* Aim *
Output the records. Match them exactly.

# Given entries start

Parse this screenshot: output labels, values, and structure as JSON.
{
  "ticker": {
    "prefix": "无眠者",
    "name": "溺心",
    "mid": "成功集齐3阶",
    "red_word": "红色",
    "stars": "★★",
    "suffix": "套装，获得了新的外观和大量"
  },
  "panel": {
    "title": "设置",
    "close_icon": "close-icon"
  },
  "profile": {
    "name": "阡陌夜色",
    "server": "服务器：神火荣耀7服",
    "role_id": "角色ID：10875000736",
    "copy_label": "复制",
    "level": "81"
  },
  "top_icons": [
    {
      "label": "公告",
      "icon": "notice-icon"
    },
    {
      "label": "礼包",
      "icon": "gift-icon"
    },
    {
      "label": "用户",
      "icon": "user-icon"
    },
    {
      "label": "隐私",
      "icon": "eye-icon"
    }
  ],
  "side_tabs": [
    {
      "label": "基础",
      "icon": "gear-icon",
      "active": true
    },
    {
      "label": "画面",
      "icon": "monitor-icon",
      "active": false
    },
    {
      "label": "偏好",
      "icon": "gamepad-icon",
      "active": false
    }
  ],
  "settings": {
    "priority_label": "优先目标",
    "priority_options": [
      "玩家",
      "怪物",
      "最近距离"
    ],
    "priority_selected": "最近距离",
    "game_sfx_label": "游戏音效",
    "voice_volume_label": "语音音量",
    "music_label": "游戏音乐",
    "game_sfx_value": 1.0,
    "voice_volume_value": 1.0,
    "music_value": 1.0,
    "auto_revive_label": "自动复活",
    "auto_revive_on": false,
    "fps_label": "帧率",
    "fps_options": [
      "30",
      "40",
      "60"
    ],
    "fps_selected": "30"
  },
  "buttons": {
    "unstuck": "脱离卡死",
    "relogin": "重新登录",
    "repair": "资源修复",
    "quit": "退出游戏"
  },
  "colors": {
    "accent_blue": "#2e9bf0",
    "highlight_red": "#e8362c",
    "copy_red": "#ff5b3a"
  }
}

# Given entries end

* Reply to the task *
Parse this screenshot: output labels, values, and structure as JSON.
{
  "ticker": {
    "prefix": "无眠者",
    "name": "溺心",
    "mid": "成功集齐3阶",
    "red_word": "红色",
    "stars": "★★",
    "suffix": "套装，获得了新的外观和大量"
  },
  "panel": {
    "title": "设置",
    "close_icon": "close-icon"
  },
  "profile": {
    "name": "阡陌夜色",
    "server": "服务器：神火荣耀7服",
    "role_id": "角色ID：10875000736",
    "copy_label": "复制",
    "level": "81"
  },
  "top_icons": [
    {
      "label": "公告",
      "icon": "notice-icon"
    },
    {
      "label": "礼包",
      "icon": "gift-icon"
    },
    {
      "label": "用户",
      "icon": "user-icon"
    },
    {
      "label": "隐私",
      "icon": "eye-icon"
    }
  ],
  "side_tabs": [
    {
      "label": "基础",
      "icon": "gear-icon",
      "active": true
    },
    {
      "label": "画面",
      "icon": "monitor-icon",
      "active": false
    },
    {
      "label": "偏好",
      "icon": "gamepad-icon",
      "active": false
    }
  ],
  "settings": {
    "priority_label": "优先目标",
    "priority_options": [
      "玩家",
      "怪物",
      "最近距离"
    ],
    "priority_selected": "最近距离",
    "game_sfx_label": "游戏音效",
    "voice_volume_label": "语音音量",
    "music_label": "游戏音乐",
    "game_sfx_value": 1.0,
    "voice_volume_value": 1.0,
    "music_value": 1.0,
    "auto_revive_label": "自动复活",
    "auto_revive_on": false,
    "fps_label": "帧率",
    "fps_options": [
      "30",
      "40",
      "60"
    ],
    "fps_selected": "30"
  },
  "buttons": {
    "unstuck": "脱离卡死",
    "relogin": "重新登录",
    "repair": "资源修复",
    "quit": "退出游戏"
  },
  "colors": {
    "accent_blue": "#2e9bf0",
    "highlight_red": "#e8362c",
    "copy_red": "#ff5b3a"
  }
}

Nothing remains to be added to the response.